Aim:
Copy every line of the listing exactly.

Material:

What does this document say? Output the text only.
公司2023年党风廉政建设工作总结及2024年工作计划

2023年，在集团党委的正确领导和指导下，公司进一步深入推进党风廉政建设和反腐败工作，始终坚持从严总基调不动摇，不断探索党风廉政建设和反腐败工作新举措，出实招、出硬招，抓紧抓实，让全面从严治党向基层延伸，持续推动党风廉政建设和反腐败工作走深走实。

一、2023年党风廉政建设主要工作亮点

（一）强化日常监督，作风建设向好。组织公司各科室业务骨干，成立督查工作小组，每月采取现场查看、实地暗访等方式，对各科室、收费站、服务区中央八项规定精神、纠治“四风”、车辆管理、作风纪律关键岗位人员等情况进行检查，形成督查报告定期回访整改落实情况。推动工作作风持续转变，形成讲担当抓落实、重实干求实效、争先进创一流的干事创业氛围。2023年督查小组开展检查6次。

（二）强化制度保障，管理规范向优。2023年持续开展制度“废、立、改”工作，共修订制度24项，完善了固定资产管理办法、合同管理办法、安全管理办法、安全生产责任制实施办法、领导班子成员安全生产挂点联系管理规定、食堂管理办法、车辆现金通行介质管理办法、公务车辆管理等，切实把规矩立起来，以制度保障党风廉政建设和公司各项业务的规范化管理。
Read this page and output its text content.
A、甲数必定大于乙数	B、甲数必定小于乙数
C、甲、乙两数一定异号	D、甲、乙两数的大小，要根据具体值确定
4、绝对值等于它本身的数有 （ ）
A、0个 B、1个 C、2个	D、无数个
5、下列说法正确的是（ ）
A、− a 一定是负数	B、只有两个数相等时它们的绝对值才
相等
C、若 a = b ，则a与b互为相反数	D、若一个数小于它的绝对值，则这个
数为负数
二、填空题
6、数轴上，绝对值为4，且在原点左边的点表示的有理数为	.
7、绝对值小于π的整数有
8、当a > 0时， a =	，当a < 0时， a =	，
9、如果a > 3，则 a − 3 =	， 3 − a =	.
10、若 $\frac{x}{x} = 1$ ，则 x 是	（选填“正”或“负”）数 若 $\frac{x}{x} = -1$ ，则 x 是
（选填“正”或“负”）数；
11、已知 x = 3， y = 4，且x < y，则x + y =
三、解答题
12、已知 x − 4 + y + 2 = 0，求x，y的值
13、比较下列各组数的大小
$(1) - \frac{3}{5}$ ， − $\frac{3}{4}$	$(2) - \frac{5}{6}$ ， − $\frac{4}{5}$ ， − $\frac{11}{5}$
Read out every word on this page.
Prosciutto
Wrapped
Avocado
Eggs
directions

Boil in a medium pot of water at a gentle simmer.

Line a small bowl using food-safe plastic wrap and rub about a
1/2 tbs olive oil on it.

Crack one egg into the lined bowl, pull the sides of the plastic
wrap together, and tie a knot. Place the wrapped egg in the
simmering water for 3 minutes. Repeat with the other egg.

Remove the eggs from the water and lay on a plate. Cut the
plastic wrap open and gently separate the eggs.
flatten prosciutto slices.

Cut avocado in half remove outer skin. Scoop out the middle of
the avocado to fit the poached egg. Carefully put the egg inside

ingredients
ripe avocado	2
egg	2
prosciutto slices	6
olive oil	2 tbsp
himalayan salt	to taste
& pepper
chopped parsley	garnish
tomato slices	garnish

Response to the exercise:
What does this document say? Output the text only.
公司2023年党风廉政建设工作总结及2024年工作计划

2023年，在集团党委的正确领导和指导下，公司进一步深入推进党风廉政建设和反腐败工作，始终坚持从严总基调不动摇，不断探索党风廉政建设和反腐败工作新举措，出实招、出硬招，抓紧抓实，让全面从严治党向基层延伸，持续推动党风廉政建设和反腐败工作走深走实。

一、2023年党风廉政建设主要工作亮点

（一）强化日常监督，作风建设向好。组织公司各科室业务骨干，成立督查工作小组，每月采取现场查看、实地暗访等方式，对各科室、收费站、服务区中央八项规定精神、纠治“四风”、车辆管理、作风纪律关键岗位人员等情况进行检查，形成督查报告定期回访整改落实情况。推动工作作风持续转变，形成讲担当抓落实、重实干求实效、争先进创一流的干事创业氛围。2023年督查小组开展检查6次。

（二）强化制度保障，管理规范向优。2023年持续开展制度“废、立、改”工作，共修订制度24项，完善了固定资产管理办法、合同管理办法、安全管理办法、安全生产责任制实施办法、领导班子成员安全生产挂点联系管理规定、食堂管理办法、车辆现金通行介质管理办法、公务车辆管理等，切实把规矩立起来，以制度保障党风廉政建设和公司各项业务的规范化管理。
Read this page and output its text content.
A、甲数必定大于乙数	B、甲数必定小于乙数
C、甲、乙两数一定异号	D、甲、乙两数的大小，要根据具体值确定
4、绝对值等于它本身的数有 （ ）
A、0个 B、1个 C、2个	D、无数个
5、下列说法正确的是（ ）
A、− a 一定是负数	B、只有两个数相等时它们的绝对值才
相等
C、若 a = b ，则a与b互为相反数	D、若一个数小于它的绝对值，则这个
数为负数
二、填空题
6、数轴上，绝对值为4，且在原点左边的点表示的有理数为	.
7、绝对值小于π的整数有
8、当a > 0时， a =	，当a < 0时， a =	，
9、如果a > 3，则 a − 3 =	， 3 − a =	.
10、若 $\frac{x}{x} = 1$ ，则 x 是	（选填“正”或“负”）数 若 $\frac{x}{x} = -1$ ，则 x 是
（选填“正”或“负”）数；
11、已知 x = 3， y = 4，且x < y，则x + y =
三、解答题
12、已知 x − 4 + y + 2 = 0，求x，y的值
13、比较下列各组数的大小
$(1) - \frac{3}{5}$ ， − $\frac{3}{4}$	$(2) - \frac{5}{6}$ ， − $\frac{4}{5}$ ， − $\frac{11}{5}$
Read out every word on this page.
Prosciutto
Wrapped
Avocado
Eggs
directions

Boil in a medium pot of water at a gentle simmer.

Line a small bowl using food-safe plastic wrap and rub about a
1/2 tbs olive oil on it.

Crack one egg into the lined bowl, pull the sides of the plastic
wrap together, and tie a knot. Place the wrapped egg in the
simmering water for 3 minutes. Repeat with the other egg.

Remove the eggs from the water and lay on a plate. Cut the
plastic wrap open and gently separate the eggs.
flatten prosciutto slices.

Cut avocado in half remove outer skin. Scoop out the middle of
the avocado to fit the poached egg. Carefully put the egg inside

ingredients
ripe avocado	2
egg	2
prosciutto slices	6
olive oil	2 tbsp
himalayan salt	to taste
& pepper
chopped parsley	garnish
tomato slices	garnish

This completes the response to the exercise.